::: Extracted records :::

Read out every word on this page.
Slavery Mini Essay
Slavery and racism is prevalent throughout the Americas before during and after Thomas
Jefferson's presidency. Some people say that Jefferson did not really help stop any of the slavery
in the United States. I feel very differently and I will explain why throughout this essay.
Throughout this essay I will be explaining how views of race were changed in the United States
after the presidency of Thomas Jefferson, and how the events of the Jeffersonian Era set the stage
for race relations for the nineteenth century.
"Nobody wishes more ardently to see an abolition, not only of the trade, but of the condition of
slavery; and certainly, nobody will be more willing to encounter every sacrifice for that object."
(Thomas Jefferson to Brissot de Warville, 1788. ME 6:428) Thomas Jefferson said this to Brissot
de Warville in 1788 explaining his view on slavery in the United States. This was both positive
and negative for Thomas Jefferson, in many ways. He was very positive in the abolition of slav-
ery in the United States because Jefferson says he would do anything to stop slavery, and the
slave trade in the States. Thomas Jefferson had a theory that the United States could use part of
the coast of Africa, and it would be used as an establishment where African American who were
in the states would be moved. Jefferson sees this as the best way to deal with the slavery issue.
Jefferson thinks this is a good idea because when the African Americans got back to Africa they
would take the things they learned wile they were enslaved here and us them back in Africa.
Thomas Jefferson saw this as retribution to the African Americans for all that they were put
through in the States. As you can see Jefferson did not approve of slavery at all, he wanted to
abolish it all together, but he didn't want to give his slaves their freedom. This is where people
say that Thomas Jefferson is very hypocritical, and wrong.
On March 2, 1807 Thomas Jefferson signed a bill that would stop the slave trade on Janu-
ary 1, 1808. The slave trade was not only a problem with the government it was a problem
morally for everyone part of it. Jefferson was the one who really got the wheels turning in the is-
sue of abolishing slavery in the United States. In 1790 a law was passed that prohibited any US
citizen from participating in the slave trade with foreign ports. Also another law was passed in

:::

* Your task *
All of the material above needs to be retyped word for word.

* Written answer *
Read out every word on this page.
Slavery Mini Essay
Slavery and racism is prevalent throughout the Americas before during and after Thomas
Jefferson's presidency. Some people say that Jefferson did not really help stop any of the slavery
in the United States. I feel very differently and I will explain why throughout this essay.
Throughout this essay I will be explaining how views of race were changed in the United States
after the presidency of Thomas Jefferson, and how the events of the Jeffersonian Era set the stage
for race relations for the nineteenth century.
"Nobody wishes more ardently to see an abolition, not only of the trade, but of the condition of
slavery; and certainly, nobody will be more willing to encounter every sacrifice for that object."
(Thomas Jefferson to Brissot de Warville, 1788. ME 6:428) Thomas Jefferson said this to Brissot
de Warville in 1788 explaining his view on slavery in the United States. This was both positive
and negative for Thomas Jefferson, in many ways. He was very positive in the abolition of slav-
ery in the United States because Jefferson says he would do anything to stop slavery, and the
slave trade in the States. Thomas Jefferson had a theory that the United States could use part of
the coast of Africa, and it would be used as an establishment where African American who were
in the states would be moved. Jefferson sees this as the best way to deal with the slavery issue.
Jefferson thinks this is a good idea because when the African Americans got back to Africa they
would take the things they learned wile they were enslaved here and us them back in Africa.
Thomas Jefferson saw this as retribution to the African Americans for all that they were put
through in the States. As you can see Jefferson did not approve of slavery at all, he wanted to
abolish it all together, but he didn't want to give his slaves their freedom. This is where people
say that Thomas Jefferson is very hypocritical, and wrong.
On March 2, 1807 Thomas Jefferson signed a bill that would stop the slave trade on Janu-
ary 1, 1808. The slave trade was not only a problem with the government it was a problem
morally for everyone part of it. Jefferson was the one who really got the wheels turning in the is-
sue of abolishing slavery in the United States. In 1790 a law was passed that prohibited any US
citizen from participating in the slave trade with foreign ports. Also another law was passed in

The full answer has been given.